- TEXTE À LIRE
Pour désorienter le parti, il suffit de peu : lui imposer de sombres manœuvres avec une “découverte” de dernière heure, comme par exemple la fable de l’existence d’un “camp révolutionnaire” en dehors du parti, qu’il niait auparavant ; et à partir de là, on s’empresse de tendre la main aux “révolutionnaires de salon” qui pullulent dans les milieux étudiants et professoraux dans l’ambiance mollassonne des classes moyennes. Cela seul suffit pour démolir le travail de décennies, où de toute façon, en admettant que l’erreur puisse être corrigée, pour retarder ou compromettre la préparation du parti et son extension. Le “besoin de conscience” dans le parti est un impératif catégorique. Il est impératif que le parti sache par avance, qu’il ait la conscience profonde de ce qu’il fait et de ce qu’il s’ apprête à faire, et des conséquences que comporte toute entreprise, tout “pas en avant”, et des répercussions qui en découlent pour l’organisation.

- DONNÉES SOURCES
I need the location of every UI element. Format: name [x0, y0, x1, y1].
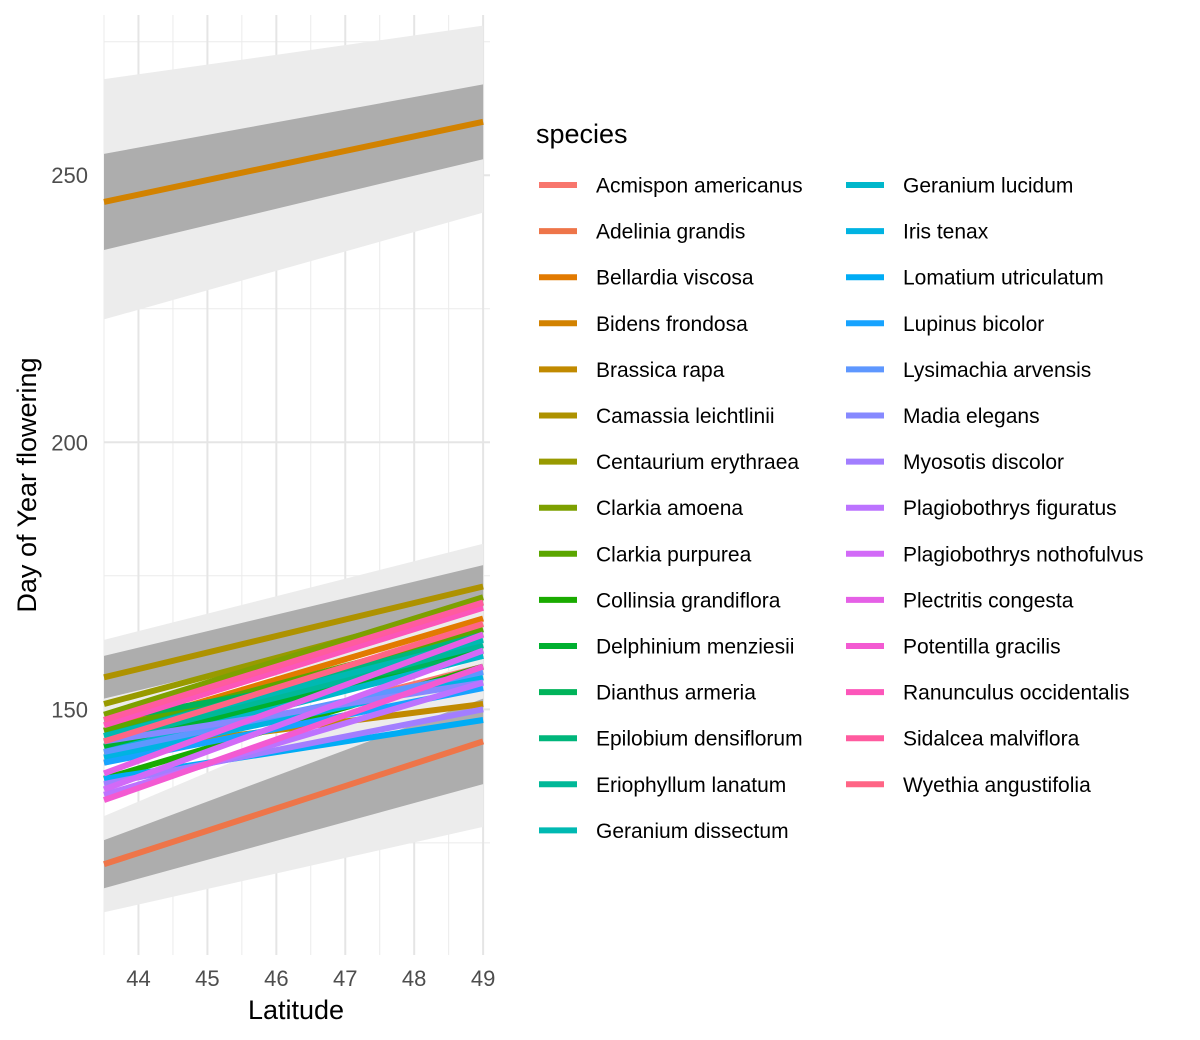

- CONSIGNES
#1 Répondez à ces questions sur le texte sur le parti.
(a) Quelle fable sert d'exemple de « découverte » de dernière heure ?
(b) Dans quels milieux pullulent les « révolutionnaires de salon » ?
(c) Qu'est-ce qui est qualifié d'impératif catégorique ?
#2 Rédigez la suite du texte sur le parti à partir de sa dernière phrase.
Les données n'ont aucun rapport avec le texte sur le parti.

- RÉPONSES DANS L'ORDRE
#1
(a) La fable de l'existence d'un « camp révolutionnaire » en dehors du parti, que celui-ci niait auparavant.
(b) Dans les milieux étudiants et professoraux, dans l'ambiance mollassonne des classes moyennes.
(c) Le « besoin de conscience » dans le parti.

#2
l’“action théorique” du parti est aussi d’une certaine façon une “activité politique”, dans le sens où le parti se sert de l’élaboration théorique comme d’une arme, dont les organes de diffusion sont le journal et les militants eux-mêmes, par lesquels le parti est en contact physique avec la classe et en opposition directe avec les fausses idéologies des faux partis et syndicats ouvriers. La surface de contact avec la classe et avec l’ennemi, comme le préconisent nos thèses, s’étend sous l’effet de cette action incessante, combinée au mûrissement de la crise du capitalisme.

Le journal, organe du parti, ne fait que refléter l’activité et l’action du parti. A mesure que la pratique du parti se développera et s’étendra, le journal politique se développera et étendra sa pénétration et son influence dans la classe. S’il n’en était pas ainsi, nous serions face à un journal sans rapport avec l’activité réelle du parti, qui ne refléterait pas l’état réel de l’organisation, qui serait une simple expression de la volonté, et tomberait dans le volontarisme et l’activisme. Au contraire, on tomberait dans “l’académisme” si on refusait d’étendre l’activité politique et d’entreprendre, 1à où c’est possible, une action politique. Mais cela, dans le véritable parti ne s’est jamais vu et ne se verra jamais, à moins de perdre la bonne orientation.

C’ est pourquoi on ne doit faire aucun crédit à la théorie de la “phase du cercle” que notre parti aurait traversée et pas encore dépassée, théorie facile pour justifier les faux pas de nos détracteurs, les brusques “tournants” et les retours improvisés, niant ainsi l’enviable efficience organisative sur le terrain de l’activité et de l’action d’un petit parti qu’on n’a pas hésité à casser, en le jetant dans l’incompréhension et l’embarras.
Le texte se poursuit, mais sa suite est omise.